Dataset excerpt
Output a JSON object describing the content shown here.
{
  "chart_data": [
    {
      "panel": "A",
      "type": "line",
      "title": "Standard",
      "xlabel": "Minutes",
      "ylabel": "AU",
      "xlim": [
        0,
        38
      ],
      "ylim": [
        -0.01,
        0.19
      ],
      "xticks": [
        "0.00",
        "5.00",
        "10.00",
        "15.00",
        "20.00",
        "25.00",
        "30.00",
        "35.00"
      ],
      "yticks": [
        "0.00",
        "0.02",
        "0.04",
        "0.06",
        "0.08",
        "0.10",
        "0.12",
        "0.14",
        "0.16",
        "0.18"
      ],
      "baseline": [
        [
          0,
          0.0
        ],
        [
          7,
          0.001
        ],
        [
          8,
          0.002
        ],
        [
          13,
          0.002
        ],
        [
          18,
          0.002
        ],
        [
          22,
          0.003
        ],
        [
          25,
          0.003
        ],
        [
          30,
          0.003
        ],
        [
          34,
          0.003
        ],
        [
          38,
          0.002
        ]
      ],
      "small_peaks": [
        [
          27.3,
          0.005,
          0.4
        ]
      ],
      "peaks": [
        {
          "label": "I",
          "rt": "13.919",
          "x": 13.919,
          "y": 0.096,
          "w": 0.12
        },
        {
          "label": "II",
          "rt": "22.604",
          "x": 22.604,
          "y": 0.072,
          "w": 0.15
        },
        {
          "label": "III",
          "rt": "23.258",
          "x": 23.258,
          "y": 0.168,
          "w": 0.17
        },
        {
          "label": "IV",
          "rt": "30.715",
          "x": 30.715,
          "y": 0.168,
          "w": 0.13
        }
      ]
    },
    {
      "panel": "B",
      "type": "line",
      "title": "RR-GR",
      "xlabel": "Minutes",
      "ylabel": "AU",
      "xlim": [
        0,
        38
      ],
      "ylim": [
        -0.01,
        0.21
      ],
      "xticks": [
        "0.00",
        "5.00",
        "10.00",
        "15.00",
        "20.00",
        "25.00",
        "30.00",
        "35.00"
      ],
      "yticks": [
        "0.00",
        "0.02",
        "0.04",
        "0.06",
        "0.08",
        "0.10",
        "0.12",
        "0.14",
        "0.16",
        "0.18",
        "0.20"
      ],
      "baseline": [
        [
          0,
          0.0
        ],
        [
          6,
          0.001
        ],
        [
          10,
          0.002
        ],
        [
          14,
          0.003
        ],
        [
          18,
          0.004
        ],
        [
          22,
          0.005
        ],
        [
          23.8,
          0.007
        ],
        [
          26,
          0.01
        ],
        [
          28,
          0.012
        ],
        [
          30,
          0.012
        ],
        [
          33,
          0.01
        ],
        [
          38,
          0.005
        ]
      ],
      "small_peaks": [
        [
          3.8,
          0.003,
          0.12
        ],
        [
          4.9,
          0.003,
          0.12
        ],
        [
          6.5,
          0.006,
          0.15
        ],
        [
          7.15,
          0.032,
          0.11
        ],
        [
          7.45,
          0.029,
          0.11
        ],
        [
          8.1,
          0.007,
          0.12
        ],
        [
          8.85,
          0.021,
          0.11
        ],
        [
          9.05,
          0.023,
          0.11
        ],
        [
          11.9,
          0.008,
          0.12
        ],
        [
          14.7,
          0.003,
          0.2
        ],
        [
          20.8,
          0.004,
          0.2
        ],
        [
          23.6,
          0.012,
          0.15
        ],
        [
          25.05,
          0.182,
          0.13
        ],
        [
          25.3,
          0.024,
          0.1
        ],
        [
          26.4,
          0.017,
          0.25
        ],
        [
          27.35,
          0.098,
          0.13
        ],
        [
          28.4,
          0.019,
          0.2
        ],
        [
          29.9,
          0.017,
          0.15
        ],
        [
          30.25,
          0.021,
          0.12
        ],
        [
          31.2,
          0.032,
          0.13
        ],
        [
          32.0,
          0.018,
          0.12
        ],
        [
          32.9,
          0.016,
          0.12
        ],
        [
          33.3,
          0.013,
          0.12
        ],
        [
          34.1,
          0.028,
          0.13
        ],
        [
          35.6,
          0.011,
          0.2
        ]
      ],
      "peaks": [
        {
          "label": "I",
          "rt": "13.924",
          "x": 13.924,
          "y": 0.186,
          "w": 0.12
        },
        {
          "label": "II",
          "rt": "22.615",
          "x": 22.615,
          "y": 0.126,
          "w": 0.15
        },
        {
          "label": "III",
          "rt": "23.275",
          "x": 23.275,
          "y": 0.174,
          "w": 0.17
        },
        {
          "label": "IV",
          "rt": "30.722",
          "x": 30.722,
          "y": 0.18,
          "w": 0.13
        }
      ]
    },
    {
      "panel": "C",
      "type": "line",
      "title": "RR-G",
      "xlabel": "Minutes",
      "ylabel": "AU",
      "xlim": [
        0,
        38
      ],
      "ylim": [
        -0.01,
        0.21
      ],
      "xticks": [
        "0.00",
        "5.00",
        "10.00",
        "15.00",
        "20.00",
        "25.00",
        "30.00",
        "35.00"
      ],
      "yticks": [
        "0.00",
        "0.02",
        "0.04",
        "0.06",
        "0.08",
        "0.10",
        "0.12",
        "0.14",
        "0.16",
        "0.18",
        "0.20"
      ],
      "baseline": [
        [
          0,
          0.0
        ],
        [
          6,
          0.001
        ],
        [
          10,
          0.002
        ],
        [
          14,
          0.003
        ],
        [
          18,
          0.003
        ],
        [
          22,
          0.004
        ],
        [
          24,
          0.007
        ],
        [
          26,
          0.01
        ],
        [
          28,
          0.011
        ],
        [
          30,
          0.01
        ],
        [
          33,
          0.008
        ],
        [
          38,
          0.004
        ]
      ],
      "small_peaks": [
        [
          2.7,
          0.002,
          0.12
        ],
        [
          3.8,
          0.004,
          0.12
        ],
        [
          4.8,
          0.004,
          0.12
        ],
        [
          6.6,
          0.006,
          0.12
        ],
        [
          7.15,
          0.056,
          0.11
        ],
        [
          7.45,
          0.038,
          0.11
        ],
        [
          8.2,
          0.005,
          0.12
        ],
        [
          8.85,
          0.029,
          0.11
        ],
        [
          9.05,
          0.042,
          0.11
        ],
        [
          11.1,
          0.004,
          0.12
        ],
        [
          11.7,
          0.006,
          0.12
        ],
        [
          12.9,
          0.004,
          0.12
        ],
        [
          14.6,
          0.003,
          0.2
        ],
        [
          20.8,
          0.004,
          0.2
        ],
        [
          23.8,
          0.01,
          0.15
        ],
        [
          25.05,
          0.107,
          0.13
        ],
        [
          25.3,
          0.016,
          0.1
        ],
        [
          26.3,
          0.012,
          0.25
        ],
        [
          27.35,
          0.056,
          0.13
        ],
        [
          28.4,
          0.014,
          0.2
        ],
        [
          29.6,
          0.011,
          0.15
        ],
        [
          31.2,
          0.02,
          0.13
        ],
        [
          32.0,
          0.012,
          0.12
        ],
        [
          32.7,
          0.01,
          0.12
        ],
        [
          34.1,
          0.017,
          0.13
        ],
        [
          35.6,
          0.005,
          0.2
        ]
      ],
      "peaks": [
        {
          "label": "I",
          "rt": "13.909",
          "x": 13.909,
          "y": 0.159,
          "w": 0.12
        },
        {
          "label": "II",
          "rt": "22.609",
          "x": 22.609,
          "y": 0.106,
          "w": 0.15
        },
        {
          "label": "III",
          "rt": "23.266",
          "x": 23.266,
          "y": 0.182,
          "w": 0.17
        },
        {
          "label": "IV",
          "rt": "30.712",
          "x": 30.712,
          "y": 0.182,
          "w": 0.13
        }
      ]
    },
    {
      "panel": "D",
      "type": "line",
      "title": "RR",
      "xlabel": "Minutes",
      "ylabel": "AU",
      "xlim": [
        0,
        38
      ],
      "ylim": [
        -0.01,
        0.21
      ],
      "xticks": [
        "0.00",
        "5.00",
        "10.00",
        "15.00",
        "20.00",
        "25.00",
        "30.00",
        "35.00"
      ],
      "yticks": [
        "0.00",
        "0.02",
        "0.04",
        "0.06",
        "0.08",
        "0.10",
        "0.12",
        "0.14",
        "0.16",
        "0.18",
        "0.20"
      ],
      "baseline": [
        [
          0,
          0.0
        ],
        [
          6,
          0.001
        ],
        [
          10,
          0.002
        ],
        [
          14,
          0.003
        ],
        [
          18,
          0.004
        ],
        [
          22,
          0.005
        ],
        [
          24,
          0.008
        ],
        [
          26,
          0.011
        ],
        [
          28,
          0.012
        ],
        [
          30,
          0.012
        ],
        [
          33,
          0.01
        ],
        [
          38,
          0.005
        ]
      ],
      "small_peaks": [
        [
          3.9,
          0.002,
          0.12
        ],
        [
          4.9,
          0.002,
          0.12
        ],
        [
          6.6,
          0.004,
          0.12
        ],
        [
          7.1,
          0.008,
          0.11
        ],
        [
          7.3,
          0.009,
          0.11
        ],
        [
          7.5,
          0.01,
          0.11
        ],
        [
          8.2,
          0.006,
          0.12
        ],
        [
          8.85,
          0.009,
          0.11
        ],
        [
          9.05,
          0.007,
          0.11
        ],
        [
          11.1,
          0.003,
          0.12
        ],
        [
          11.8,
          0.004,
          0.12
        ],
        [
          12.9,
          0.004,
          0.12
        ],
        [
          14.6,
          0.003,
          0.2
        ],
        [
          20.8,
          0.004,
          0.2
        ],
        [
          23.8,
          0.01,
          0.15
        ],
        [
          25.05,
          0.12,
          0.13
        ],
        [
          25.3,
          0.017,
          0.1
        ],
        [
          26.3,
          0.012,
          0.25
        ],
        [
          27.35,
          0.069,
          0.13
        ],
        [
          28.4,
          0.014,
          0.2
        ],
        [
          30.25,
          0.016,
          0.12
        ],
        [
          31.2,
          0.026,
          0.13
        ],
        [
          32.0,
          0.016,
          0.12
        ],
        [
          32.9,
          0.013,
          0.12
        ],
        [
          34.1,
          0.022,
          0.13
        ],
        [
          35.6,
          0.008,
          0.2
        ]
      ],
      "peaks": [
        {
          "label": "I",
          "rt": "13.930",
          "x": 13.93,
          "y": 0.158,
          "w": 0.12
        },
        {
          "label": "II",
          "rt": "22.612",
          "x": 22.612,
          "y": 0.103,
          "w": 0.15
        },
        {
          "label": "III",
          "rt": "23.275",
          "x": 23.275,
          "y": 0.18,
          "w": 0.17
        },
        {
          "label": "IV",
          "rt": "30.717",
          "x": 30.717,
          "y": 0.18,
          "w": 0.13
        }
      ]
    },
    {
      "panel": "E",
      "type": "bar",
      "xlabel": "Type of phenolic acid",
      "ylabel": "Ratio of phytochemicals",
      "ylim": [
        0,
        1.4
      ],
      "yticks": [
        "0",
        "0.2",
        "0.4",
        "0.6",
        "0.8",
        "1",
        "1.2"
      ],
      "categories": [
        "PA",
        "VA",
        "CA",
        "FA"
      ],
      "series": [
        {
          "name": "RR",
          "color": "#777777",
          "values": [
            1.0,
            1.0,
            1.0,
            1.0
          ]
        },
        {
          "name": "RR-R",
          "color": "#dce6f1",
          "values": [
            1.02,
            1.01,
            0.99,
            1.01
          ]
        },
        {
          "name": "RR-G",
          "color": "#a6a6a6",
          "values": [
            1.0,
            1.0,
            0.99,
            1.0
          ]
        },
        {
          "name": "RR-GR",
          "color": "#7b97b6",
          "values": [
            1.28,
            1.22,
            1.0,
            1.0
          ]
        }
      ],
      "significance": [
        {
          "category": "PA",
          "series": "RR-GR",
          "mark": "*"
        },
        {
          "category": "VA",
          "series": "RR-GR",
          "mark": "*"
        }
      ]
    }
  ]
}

To do:
What is the number of lines above that contain "color"? Answer with that number only.

Task result:
4